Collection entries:
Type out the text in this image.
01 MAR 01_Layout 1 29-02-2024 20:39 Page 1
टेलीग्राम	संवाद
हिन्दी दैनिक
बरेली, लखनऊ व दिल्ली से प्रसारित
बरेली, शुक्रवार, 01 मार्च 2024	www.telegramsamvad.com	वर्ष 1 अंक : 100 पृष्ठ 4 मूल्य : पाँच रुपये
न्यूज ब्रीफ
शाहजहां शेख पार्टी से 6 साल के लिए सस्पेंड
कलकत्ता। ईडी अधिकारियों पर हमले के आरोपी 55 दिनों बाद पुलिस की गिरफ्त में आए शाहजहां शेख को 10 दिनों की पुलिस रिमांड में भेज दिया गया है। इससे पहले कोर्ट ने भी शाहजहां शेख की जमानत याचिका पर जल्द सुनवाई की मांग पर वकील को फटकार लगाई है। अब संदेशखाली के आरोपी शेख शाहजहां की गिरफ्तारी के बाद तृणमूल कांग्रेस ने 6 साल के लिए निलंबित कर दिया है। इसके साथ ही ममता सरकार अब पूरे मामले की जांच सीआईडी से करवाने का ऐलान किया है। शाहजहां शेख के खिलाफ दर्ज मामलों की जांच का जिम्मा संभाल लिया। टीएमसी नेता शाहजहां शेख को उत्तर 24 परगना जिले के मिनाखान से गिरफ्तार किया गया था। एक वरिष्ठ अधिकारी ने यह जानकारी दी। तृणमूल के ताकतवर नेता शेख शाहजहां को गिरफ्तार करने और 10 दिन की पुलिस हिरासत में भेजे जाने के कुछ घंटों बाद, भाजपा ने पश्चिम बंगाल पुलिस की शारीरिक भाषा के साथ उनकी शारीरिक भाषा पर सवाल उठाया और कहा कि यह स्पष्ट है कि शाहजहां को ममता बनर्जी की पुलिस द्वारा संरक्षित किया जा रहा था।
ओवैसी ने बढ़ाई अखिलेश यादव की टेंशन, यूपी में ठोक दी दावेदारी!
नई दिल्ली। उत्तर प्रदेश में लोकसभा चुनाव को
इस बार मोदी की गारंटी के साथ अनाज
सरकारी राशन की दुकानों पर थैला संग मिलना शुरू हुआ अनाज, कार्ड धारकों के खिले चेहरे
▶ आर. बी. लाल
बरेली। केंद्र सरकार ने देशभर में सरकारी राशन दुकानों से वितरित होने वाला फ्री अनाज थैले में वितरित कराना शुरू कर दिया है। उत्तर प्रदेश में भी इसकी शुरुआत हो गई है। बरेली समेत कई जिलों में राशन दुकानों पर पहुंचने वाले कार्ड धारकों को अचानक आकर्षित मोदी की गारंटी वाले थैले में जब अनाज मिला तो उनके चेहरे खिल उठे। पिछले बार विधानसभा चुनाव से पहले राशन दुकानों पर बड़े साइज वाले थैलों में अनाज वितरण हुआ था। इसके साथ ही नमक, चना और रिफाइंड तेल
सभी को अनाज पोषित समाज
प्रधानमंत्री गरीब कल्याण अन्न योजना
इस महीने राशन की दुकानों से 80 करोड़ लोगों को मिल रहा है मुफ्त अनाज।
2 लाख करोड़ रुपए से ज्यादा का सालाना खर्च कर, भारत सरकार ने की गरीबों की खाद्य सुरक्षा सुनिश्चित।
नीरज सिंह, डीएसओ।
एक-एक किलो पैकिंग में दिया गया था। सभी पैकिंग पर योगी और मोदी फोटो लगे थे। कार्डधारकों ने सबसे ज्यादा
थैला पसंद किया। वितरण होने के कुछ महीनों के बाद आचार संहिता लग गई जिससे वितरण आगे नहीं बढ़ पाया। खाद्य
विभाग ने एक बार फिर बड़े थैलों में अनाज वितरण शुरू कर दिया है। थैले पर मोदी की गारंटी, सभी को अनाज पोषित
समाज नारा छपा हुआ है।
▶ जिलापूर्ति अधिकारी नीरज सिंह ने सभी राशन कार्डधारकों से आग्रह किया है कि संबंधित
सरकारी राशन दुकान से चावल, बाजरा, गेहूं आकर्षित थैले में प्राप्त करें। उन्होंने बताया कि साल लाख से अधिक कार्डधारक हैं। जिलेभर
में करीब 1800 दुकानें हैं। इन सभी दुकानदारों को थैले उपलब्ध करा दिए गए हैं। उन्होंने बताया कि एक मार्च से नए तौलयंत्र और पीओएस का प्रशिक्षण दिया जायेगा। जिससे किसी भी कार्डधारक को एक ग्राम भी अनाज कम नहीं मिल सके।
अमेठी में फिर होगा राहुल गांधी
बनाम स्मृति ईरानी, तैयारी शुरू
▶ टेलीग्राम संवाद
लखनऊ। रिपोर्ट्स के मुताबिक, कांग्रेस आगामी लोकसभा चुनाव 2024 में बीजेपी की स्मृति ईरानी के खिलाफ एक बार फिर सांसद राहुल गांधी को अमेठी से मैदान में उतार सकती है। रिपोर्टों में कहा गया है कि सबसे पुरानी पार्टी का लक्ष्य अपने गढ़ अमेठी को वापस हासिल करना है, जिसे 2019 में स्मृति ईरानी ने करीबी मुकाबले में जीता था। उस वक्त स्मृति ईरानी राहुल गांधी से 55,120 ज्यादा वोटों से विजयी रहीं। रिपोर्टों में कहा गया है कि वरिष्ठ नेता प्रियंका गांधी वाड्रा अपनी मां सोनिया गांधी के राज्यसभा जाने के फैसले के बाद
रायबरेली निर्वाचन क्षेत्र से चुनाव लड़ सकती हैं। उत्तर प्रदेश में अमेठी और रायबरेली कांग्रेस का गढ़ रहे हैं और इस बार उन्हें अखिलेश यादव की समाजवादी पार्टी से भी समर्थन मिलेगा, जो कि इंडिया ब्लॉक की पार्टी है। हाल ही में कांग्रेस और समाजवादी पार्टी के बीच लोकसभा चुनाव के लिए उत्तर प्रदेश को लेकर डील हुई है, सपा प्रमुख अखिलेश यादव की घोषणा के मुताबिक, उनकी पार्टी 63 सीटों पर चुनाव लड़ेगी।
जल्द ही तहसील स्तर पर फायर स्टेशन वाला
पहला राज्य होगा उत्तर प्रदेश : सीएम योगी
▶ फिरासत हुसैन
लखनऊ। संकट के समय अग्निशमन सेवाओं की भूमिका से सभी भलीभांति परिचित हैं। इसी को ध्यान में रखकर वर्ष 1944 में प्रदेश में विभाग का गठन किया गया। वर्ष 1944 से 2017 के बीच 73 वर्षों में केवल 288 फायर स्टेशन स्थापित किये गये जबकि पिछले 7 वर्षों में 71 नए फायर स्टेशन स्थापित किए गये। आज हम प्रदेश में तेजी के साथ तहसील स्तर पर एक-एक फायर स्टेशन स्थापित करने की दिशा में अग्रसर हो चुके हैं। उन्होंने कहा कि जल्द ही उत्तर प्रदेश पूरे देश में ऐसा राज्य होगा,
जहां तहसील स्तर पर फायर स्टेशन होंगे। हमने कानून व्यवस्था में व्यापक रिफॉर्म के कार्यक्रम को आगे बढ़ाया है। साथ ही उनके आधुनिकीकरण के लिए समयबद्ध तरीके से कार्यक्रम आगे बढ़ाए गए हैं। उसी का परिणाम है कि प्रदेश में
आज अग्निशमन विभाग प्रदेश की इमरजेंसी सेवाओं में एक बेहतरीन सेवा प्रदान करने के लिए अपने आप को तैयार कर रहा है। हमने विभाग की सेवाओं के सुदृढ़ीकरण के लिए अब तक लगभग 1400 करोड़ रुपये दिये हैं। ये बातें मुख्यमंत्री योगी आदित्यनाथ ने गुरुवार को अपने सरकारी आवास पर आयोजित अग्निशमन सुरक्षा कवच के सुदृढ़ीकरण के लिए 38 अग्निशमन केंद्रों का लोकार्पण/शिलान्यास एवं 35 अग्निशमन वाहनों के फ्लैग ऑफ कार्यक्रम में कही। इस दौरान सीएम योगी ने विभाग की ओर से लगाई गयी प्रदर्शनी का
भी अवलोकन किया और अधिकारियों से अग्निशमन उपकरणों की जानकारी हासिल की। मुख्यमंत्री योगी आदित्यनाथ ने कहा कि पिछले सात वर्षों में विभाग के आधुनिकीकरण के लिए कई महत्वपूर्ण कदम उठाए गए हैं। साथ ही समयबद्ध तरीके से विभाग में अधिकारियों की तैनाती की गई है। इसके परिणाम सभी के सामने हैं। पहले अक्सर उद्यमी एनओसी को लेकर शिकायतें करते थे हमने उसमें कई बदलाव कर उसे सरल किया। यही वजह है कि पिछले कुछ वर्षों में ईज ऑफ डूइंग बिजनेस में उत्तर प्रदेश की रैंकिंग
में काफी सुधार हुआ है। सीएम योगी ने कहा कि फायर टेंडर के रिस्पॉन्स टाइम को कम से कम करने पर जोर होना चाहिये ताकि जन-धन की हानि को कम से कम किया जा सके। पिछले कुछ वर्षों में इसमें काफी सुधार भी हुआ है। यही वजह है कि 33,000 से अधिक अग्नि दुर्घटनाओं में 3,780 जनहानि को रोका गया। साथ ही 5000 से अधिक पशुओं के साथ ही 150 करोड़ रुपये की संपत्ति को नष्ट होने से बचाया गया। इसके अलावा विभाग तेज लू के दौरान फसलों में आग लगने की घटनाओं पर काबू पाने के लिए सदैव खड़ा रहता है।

▶ **EXERCISE**
Copy all lines in the listing above where the string "समयबद" appears.

▶ **REPLY TO THE TASK**
जहां तहसील स्तर पर फायर स्टेशन होंगे। हमने कानून व्यवस्था में व्यापक रिफॉर्म के कार्यक्रम को आगे बढ़ाया है। साथ ही उनके आधुनिकीकरण के लिए समयबद्ध तरीके से कार्यक्रम आगे बढ़ाए गए हैं। उसी का परिणाम है कि प्रदेश में
भी अवलोकन किया और अधिकारियों से अग्निशमन उपकरणों की जानकारी हासिल की। मुख्यमंत्री योगी आदित्यनाथ ने कहा कि पिछले सात वर्षों में विभाग के आधुनिकीकरण के लिए कई महत्वपूर्ण कदम उठाए गए हैं। साथ ही समयबद्ध तरीके से विभाग में अधिकारियों की तैनाती की गई है। इसके परिणाम सभी के सामने हैं। पहले अक्सर उद्यमी एनओसी को लेकर शिकायतें करते थे हमने उसमें कई बदलाव कर उसे सरल किया। यही वजह है कि पिछले कुछ वर्षों में ईज ऑफ डूइंग बिजनेस में उत्तर प्रदेश की रैंकिंग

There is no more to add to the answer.